> _EXERCISE_: Seek out every line containing the word "vixcentral", and copy each.

..........

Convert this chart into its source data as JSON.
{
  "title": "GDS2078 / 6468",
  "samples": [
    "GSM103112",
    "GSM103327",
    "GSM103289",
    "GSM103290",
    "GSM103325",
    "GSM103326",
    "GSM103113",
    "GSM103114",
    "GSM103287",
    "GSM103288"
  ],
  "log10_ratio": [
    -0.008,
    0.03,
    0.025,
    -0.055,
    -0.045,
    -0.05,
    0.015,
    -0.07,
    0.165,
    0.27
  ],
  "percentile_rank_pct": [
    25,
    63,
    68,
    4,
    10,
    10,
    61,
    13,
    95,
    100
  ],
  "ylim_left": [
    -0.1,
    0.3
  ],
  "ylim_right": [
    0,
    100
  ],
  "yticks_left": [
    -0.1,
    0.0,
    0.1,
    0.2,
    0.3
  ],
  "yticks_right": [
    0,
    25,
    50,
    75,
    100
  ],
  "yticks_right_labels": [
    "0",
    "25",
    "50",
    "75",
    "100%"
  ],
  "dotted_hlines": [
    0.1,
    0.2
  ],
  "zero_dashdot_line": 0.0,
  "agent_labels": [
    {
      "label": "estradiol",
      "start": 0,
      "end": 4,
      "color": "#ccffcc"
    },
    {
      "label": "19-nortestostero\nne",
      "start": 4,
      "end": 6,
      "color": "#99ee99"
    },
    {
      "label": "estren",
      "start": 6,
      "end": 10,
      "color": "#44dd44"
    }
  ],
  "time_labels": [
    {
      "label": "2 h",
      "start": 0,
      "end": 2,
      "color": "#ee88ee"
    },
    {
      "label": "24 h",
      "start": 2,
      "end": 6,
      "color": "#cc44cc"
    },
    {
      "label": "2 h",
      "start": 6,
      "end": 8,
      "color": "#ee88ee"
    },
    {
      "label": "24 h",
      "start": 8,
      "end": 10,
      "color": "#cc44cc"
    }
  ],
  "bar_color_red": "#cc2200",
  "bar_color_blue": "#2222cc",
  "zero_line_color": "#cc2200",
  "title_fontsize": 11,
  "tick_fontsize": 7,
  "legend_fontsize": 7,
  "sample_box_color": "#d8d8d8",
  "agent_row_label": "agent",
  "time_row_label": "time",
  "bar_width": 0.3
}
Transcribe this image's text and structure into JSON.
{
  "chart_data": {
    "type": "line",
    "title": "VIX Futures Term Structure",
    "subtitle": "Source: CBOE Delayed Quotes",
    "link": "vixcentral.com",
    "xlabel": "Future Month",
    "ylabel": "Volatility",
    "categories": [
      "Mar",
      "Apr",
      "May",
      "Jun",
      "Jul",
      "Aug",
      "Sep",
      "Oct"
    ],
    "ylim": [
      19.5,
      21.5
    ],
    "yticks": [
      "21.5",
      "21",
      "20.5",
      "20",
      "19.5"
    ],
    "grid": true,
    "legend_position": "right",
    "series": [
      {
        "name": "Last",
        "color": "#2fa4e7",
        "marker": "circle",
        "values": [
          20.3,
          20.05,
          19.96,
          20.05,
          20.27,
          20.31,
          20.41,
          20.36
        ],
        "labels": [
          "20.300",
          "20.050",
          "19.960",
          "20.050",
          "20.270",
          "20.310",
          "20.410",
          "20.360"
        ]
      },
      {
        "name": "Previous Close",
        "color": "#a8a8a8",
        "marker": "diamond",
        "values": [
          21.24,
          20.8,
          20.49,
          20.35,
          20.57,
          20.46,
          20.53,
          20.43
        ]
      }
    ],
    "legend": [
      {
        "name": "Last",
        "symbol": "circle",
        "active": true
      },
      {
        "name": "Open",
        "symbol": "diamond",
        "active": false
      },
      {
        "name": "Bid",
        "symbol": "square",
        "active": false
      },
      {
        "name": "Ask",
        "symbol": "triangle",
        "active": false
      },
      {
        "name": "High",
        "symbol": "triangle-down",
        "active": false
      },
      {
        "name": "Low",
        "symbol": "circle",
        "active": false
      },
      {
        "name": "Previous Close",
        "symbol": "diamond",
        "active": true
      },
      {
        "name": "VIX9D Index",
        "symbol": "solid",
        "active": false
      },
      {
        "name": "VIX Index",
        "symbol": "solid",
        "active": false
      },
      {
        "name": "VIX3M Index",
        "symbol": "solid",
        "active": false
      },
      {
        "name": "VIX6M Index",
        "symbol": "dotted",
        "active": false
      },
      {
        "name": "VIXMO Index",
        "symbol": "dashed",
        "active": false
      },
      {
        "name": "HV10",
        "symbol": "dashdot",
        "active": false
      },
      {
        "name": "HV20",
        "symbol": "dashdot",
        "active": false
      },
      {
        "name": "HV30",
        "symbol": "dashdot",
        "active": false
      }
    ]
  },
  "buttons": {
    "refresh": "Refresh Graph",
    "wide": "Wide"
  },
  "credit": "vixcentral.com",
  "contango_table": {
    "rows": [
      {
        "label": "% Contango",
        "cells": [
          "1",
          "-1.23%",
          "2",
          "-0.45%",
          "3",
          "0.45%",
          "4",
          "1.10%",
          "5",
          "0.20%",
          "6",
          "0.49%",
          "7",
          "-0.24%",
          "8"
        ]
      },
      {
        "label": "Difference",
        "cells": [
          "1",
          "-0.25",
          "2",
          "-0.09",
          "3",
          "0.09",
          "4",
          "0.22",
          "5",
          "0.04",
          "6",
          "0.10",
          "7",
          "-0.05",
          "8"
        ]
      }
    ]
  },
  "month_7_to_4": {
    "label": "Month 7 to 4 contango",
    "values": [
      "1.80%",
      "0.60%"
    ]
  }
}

..........

> _SOLUTION FOR THIS PROBLEM_:
    "link": "vixcentral.com",
  "credit": "vixcentral.com",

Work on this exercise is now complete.